Considero que hay un error de perspectiva de parte de nosotros. Somos nosotros, consumidores posrevolucionarios de la epopeya de la Revolución, quienes estamos esperando que los criterios que definen la racionalidad epistémica del “fundamento” moderno sean los mismos que caracterizan la descripción de la racionalidad práctica, por lo general, una entidad a la que llamamos “el sujeto”, y cuya función en las desconstrucciones modernas del sentido común es anclar las intuiciones del proyecto de la tecnociencia y la Revolución Francesa en un depósito ontológico de certidumbres inconcusas. Cuando pensamos en “el fundamento” en este sentido asociamos, como lo hacen por ejemplo de hecho Sandel o Taylor cuando se refieren a la lógica política de la modernidad ilustrada, un “yo” metafísico cuya descripción se desprende del proceso de duda metódica tal y como éste está expuesto en la primera de las Meditaciones de 1641 o en la cuarta parte del Discurso
[22]. Este “yo” se caracteriza porque es el residuo del proceso de duda metódica, por medio del cual el proceder de la racionalidad se ha independizado de toda vinculación comunitaria y se ha convertido en una instancia autónoma, en algo parecido a un individuo liberal que habría de encontrar todo principio de moralidad en proporción invertida a sus lazos con la tradición. Pero Descartes tenía observaciones con ese “yo” resultante de la duda metódica en las que no han reparado críticos como Sandel o Taylor. Y en esto Descartes es tajante: El “yo” que hay que atender en nuestros razonamientos morales y nuestra valoración política no puede ser el que sirve de fundamento de certeza a la tecnociencia. Es otro “yo”.

......

- TAREA -
Enumera todas las personas que aparecen nombradas en el pasaje sobre el “yo” cartesiano.

- EXTRACTOS DEL CONJUNTO -
......

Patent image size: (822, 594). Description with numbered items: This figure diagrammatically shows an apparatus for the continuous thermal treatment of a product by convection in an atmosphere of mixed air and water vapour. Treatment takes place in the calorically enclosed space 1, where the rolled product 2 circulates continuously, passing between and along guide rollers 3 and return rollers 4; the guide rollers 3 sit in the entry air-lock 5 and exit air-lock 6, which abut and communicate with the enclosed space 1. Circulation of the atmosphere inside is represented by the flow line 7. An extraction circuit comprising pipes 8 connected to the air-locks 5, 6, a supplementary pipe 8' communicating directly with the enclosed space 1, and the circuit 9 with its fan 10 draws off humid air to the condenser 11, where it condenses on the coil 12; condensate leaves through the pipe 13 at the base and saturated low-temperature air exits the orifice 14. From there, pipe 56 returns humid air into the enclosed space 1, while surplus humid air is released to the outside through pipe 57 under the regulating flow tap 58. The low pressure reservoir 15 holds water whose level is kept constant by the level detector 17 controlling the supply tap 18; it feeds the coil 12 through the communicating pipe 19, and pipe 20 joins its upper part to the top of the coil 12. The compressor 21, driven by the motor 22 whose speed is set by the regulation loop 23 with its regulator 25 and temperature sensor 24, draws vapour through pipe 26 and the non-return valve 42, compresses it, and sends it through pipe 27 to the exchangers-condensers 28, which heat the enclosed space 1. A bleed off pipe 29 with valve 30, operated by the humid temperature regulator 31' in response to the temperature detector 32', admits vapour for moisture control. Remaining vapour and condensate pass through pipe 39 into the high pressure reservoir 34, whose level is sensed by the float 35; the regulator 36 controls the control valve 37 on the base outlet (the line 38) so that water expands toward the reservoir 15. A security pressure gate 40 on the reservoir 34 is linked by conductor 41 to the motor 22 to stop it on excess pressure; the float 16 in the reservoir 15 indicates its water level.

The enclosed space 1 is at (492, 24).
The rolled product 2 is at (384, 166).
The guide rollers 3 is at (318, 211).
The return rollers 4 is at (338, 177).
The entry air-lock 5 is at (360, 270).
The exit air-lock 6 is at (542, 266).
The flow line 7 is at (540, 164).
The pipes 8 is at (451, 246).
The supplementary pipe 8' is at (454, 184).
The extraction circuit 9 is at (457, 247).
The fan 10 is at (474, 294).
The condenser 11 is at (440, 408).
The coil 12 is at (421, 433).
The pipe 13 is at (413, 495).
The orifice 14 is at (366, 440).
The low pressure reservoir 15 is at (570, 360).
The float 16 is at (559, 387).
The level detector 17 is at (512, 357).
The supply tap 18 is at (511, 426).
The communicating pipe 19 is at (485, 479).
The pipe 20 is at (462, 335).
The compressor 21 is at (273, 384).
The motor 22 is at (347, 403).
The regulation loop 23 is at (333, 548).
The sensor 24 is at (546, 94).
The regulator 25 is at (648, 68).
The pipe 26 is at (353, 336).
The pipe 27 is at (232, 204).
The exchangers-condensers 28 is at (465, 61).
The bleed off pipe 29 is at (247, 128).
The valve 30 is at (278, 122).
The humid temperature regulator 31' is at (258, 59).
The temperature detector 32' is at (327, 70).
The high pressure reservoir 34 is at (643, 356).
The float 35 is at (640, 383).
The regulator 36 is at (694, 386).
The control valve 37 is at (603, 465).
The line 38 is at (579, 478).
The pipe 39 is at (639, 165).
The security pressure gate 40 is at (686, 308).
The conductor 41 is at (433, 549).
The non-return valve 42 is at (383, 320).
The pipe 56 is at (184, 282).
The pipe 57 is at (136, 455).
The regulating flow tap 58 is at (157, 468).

......

- RESULTADO DE LA TAREA -
El pasaje nombra a Sandel, Taylor y Descartes.